#### Job
Copy out, word for word, the stretch of lines from the one containing "menu-news[interactable]: 资讯: [239, 0, 281, 22]" through the one containing "draw-tool-icon[interactable]: ⫽: [1436, 562, 1457, 580]", both included.

#### Available records
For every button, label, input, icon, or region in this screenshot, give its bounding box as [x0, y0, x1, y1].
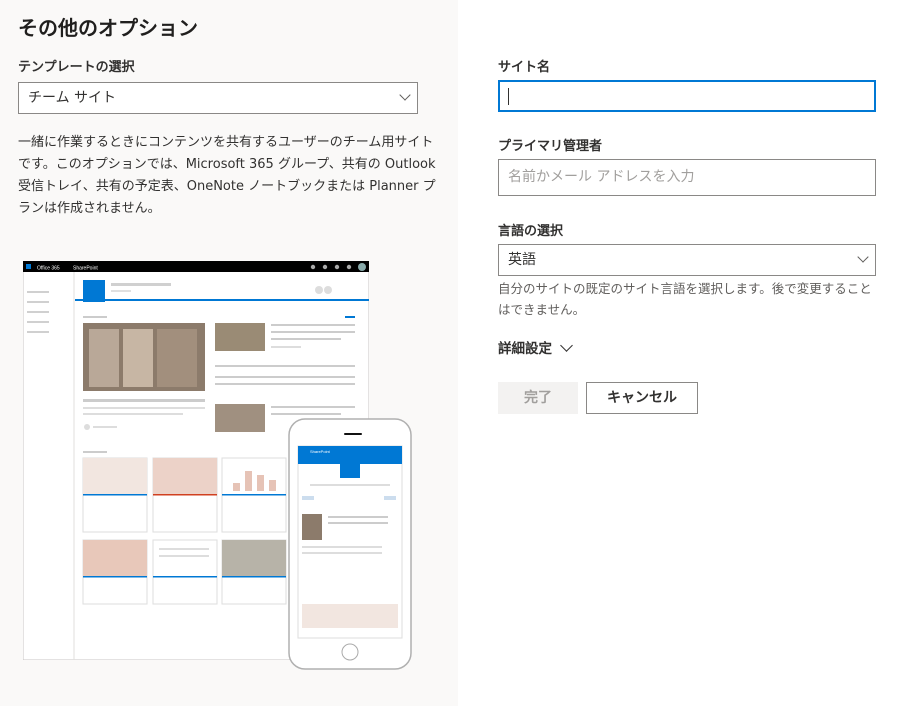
text-cursor — [508, 88, 509, 105]
template-panel: その他のオプション テンプレートの選択 チーム サイト 一緒に作業するときにコン… — [0, 0, 458, 706]
phone-preview-image: SharePoint — [288, 418, 412, 670]
admin-input[interactable]: 名前かメール アドレスを入力 — [498, 159, 876, 196]
admin-label: プライマリ管理者 — [498, 139, 603, 154]
sharepoint-label: SharePoint — [73, 266, 98, 272]
phone-status-label: SharePoint — [310, 449, 331, 454]
site-name-label: サイト名 — [498, 60, 551, 75]
chevron-down-icon — [399, 89, 411, 101]
chevron-down-icon — [857, 251, 869, 263]
template-label: テンプレートの選択 — [18, 60, 135, 75]
page-title: その他のオプション — [18, 16, 198, 40]
cancel-button[interactable]: キャンセル — [586, 382, 698, 414]
office-label: Office 365 — [37, 266, 60, 272]
language-help-text: 自分のサイトの既定のサイト言語を選択します。後で変更することはできません。 — [498, 281, 872, 317]
language-select[interactable]: 英語 — [498, 244, 876, 276]
template-description: 一緒に作業するときにコンテンツを共有するユーザーのチーム用サイトです。このオプシ… — [18, 135, 436, 216]
advanced-settings-toggle[interactable]: 詳細設定 — [498, 337, 552, 357]
template-select[interactable]: チーム サイト — [18, 82, 418, 114]
language-select-value: 英語 — [508, 252, 536, 268]
admin-placeholder: 名前かメール アドレスを入力 — [508, 169, 695, 185]
template-select-value: チーム サイト — [28, 90, 117, 106]
language-label: 言語の選択 — [498, 224, 564, 239]
done-button[interactable]: 完了 — [498, 382, 578, 414]
site-name-input[interactable] — [498, 80, 876, 112]
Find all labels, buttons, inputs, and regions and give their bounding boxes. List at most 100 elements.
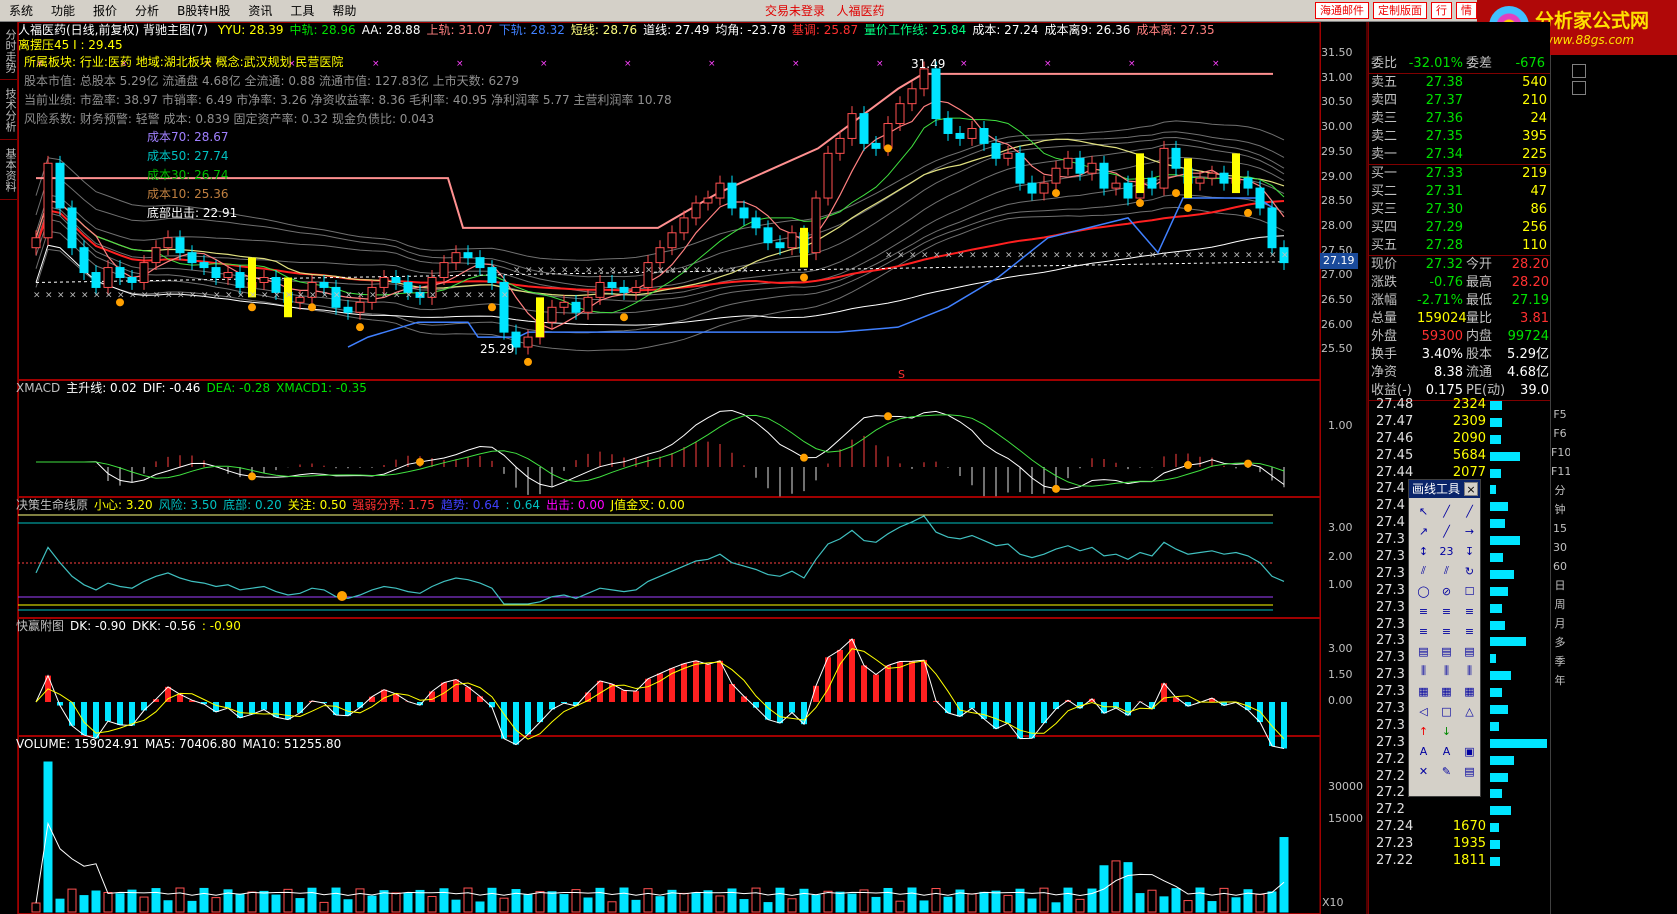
menu-news[interactable]: 资讯: [239, 0, 281, 22]
quote-level-row[interactable]: 买三 27.30 86: [1369, 201, 1550, 219]
draw-tool-icon[interactable]: ▤: [1413, 642, 1434, 660]
draw-tool-icon[interactable]: □: [1436, 702, 1457, 720]
draw-tool-icon[interactable]: A: [1436, 742, 1457, 760]
toolbox-title-bar[interactable]: 画线工具 ×: [1409, 480, 1480, 498]
quote-level-row[interactable]: 买四 27.29 256: [1369, 219, 1550, 237]
draw-tool-icon[interactable]: ✕: [1413, 762, 1434, 780]
period-tab-5[interactable]: 钟: [1551, 500, 1569, 519]
draw-tool-icon[interactable]: ▤: [1459, 762, 1480, 780]
draw-tool-icon[interactable]: ◯: [1413, 582, 1434, 600]
side-button-1-icon[interactable]: [1572, 64, 1586, 78]
period-tab-11[interactable]: 月: [1551, 614, 1569, 633]
drawing-toolbox[interactable]: 画线工具 × ↖ ╱ ╱ ↗ ╱ → ↕ 23 ↧ ⫽ ⫽ ↻ ◯ ⊘ ☐ ≡ ≡ ≡ ≡ ≡ ≡ ▤ ▤ ▤ ⫼ ⫼ ⫼ ▦ ▦ ▦ ◁ □…: [1408, 479, 1481, 797]
draw-tool-icon[interactable]: ↻: [1459, 562, 1480, 580]
quote-level-row[interactable]: 买一 27.33 219: [1369, 165, 1550, 183]
draw-tool-icon[interactable]: ≡: [1413, 602, 1434, 620]
draw-tool-icon[interactable]: ↖: [1413, 502, 1434, 520]
draw-tool-icon[interactable]: ⫽: [1436, 562, 1457, 580]
draw-tool-icon[interactable]: ↗: [1413, 522, 1434, 540]
cross-marker: ×: [369, 290, 377, 300]
tab-intraday[interactable]: 分时走势: [0, 22, 18, 80]
quote-button-1[interactable]: 行: [1431, 2, 1452, 19]
draw-tool-icon[interactable]: ╱: [1436, 502, 1457, 520]
quote-level-row[interactable]: 买二 27.31 47: [1369, 183, 1550, 201]
tab-fundamental[interactable]: 基本资料: [0, 140, 18, 200]
xmacd-dot: [1184, 461, 1192, 470]
period-tab-0[interactable]: F5: [1551, 405, 1569, 424]
candle-body: [823, 152, 833, 199]
period-tab-1[interactable]: F6: [1551, 424, 1569, 443]
period-tab-8[interactable]: 60: [1551, 557, 1569, 576]
quote-level-row[interactable]: 卖一 27.34 225: [1369, 146, 1550, 164]
menu-quote[interactable]: 报价: [84, 0, 126, 22]
quote-level-row[interactable]: 卖四 27.37 210: [1369, 92, 1550, 110]
draw-tool-icon[interactable]: ≡: [1436, 622, 1457, 640]
period-tab-10[interactable]: 周: [1551, 595, 1569, 614]
cross-marker: ×: [945, 251, 953, 261]
volume-bar: [1195, 887, 1205, 913]
cross-marker: ×: [297, 290, 305, 300]
draw-tool-icon[interactable]: ⊘: [1436, 582, 1457, 600]
draw-tool-icon[interactable]: ≡: [1413, 622, 1434, 640]
period-tab-7[interactable]: 30: [1551, 538, 1569, 557]
quote-button-2[interactable]: 情: [1456, 2, 1477, 19]
chart-area[interactable]: × × × × × × × × × × × × × × × × × × × × × × × × × × × × × × × × × × × × × × × ×…: [16, 22, 1368, 914]
draw-tool-icon[interactable]: ≡: [1436, 602, 1457, 620]
draw-tool-icon[interactable]: ╱: [1436, 522, 1457, 540]
draw-tool-icon[interactable]: →: [1459, 522, 1480, 540]
custom-layout-button[interactable]: 定制版面: [1373, 2, 1427, 19]
menu-function[interactable]: 功能: [42, 0, 84, 22]
draw-tool-icon[interactable]: ◁: [1413, 702, 1434, 720]
menu-help[interactable]: 帮助: [323, 0, 365, 22]
draw-tool-icon[interactable]: ▤: [1459, 642, 1480, 660]
quote-level-row[interactable]: 卖三 27.36 24: [1369, 110, 1550, 128]
draw-tool-icon[interactable]: ╱: [1459, 502, 1480, 520]
trade-status[interactable]: 交易未登录: [765, 4, 825, 18]
draw-tool-icon[interactable]: ⫼: [1436, 662, 1457, 680]
draw-tool-icon[interactable]: ↓: [1436, 722, 1457, 740]
main-panel-title: 人福医药(日线,前复权) 背驰主图(7): [18, 23, 208, 37]
draw-tool-icon[interactable]: ≡: [1459, 622, 1480, 640]
quote-level-row[interactable]: 买五 27.28 110: [1369, 237, 1550, 255]
draw-tool-icon[interactable]: ✎: [1436, 762, 1457, 780]
draw-tool-icon[interactable]: ▦: [1436, 682, 1457, 700]
draw-tool-icon[interactable]: 23: [1436, 542, 1457, 560]
draw-tool-icon[interactable]: ↑: [1413, 722, 1434, 740]
draw-tool-icon[interactable]: ▣: [1459, 742, 1480, 760]
draw-tool-icon[interactable]: ⫼: [1459, 662, 1480, 680]
period-tab-2[interactable]: F10: [1551, 443, 1571, 462]
period-tab-13[interactable]: 季: [1551, 652, 1569, 671]
draw-tool-icon[interactable]: [1459, 722, 1480, 740]
quote-level-row[interactable]: 卖二 27.35 395: [1369, 128, 1550, 146]
tab-technical[interactable]: 技术分析: [0, 80, 18, 140]
draw-tool-icon[interactable]: ↕: [1413, 542, 1434, 560]
draw-tool-icon[interactable]: ↧: [1459, 542, 1480, 560]
top-marker: ×: [1212, 59, 1220, 69]
period-tab-6[interactable]: 15: [1551, 519, 1569, 538]
stat-label: 外盘: [1371, 329, 1398, 344]
draw-tool-icon[interactable]: ⫼: [1413, 662, 1434, 680]
draw-tool-icon[interactable]: ▦: [1459, 682, 1480, 700]
draw-tool-icon[interactable]: ☐: [1459, 582, 1480, 600]
menu-system[interactable]: 系统: [0, 0, 42, 22]
draw-tool-icon[interactable]: △: [1459, 702, 1480, 720]
mail-button[interactable]: 海通邮件: [1315, 2, 1369, 19]
period-tab-12[interactable]: 多: [1551, 633, 1569, 652]
draw-tool-icon[interactable]: ▤: [1436, 642, 1457, 660]
menu-tools[interactable]: 工具: [281, 0, 323, 22]
side-button-2-icon[interactable]: [1572, 81, 1586, 95]
quote-level-row[interactable]: 卖五 27.38 540: [1369, 74, 1550, 92]
menu-analysis[interactable]: 分析: [126, 0, 168, 22]
period-tab-3[interactable]: F11: [1551, 462, 1571, 481]
draw-tool-icon[interactable]: ⫽: [1413, 562, 1434, 580]
period-tab-14[interactable]: 年: [1551, 671, 1569, 690]
period-tab-9[interactable]: 日: [1551, 576, 1569, 595]
draw-tool-icon[interactable]: ≡: [1459, 602, 1480, 620]
close-icon[interactable]: ×: [1464, 482, 1478, 496]
draw-tool-icon[interactable]: ▦: [1413, 682, 1434, 700]
candle-body: [319, 281, 329, 288]
draw-tool-icon[interactable]: A: [1413, 742, 1434, 760]
login-status[interactable]: 交易未登录 人福医药: [765, 0, 884, 22]
menu-b-to-h[interactable]: B股转H股: [168, 0, 239, 22]
period-tab-4[interactable]: 分: [1551, 481, 1569, 500]
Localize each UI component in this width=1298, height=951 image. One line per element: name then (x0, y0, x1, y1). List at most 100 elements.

#### Reply to the task
menu-news[interactable]: 资讯: [239, 0, 281, 22]
quote-level-row[interactable]: 买三 27.30 86: [1369, 201, 1550, 219]
draw-tool-icon[interactable]: ▤: [1413, 642, 1434, 660]
draw-tool-icon[interactable]: □: [1436, 702, 1457, 720]
draw-tool-icon[interactable]: A: [1436, 742, 1457, 760]
toolbox-title-bar[interactable]: 画线工具 ×: [1409, 480, 1480, 498]
quote-level-row[interactable]: 买四 27.29 256: [1369, 219, 1550, 237]
draw-tool-icon[interactable]: ✕: [1413, 762, 1434, 780]
period-tab-5[interactable]: 钟: [1551, 500, 1569, 519]
draw-tool-icon[interactable]: ▤: [1459, 762, 1480, 780]
draw-tool-icon[interactable]: ◯: [1413, 582, 1434, 600]
side-button-1-icon[interactable]: [1572, 64, 1586, 78]
period-tab-11[interactable]: 月: [1551, 614, 1569, 633]
drawing-toolbox[interactable]: 画线工具 × ↖ ╱ ╱ ↗ ╱ → ↕ 23 ↧ ⫽ ⫽ ↻ ◯ ⊘ ☐ ≡ ≡ ≡ ≡ ≡ ≡ ▤ ▤ ▤ ⫼ ⫼ ⫼ ▦ ▦ ▦ ◁ □…: [1408, 479, 1481, 797]
draw-tool-icon[interactable]: ↻: [1459, 562, 1480, 580]
quote-level-row[interactable]: 买一 27.33 219: [1369, 165, 1550, 183]
draw-tool-icon[interactable]: ≡: [1413, 602, 1434, 620]
draw-tool-icon[interactable]: ↖: [1413, 502, 1434, 520]
draw-tool-icon[interactable]: ⫽: [1436, 562, 1457, 580]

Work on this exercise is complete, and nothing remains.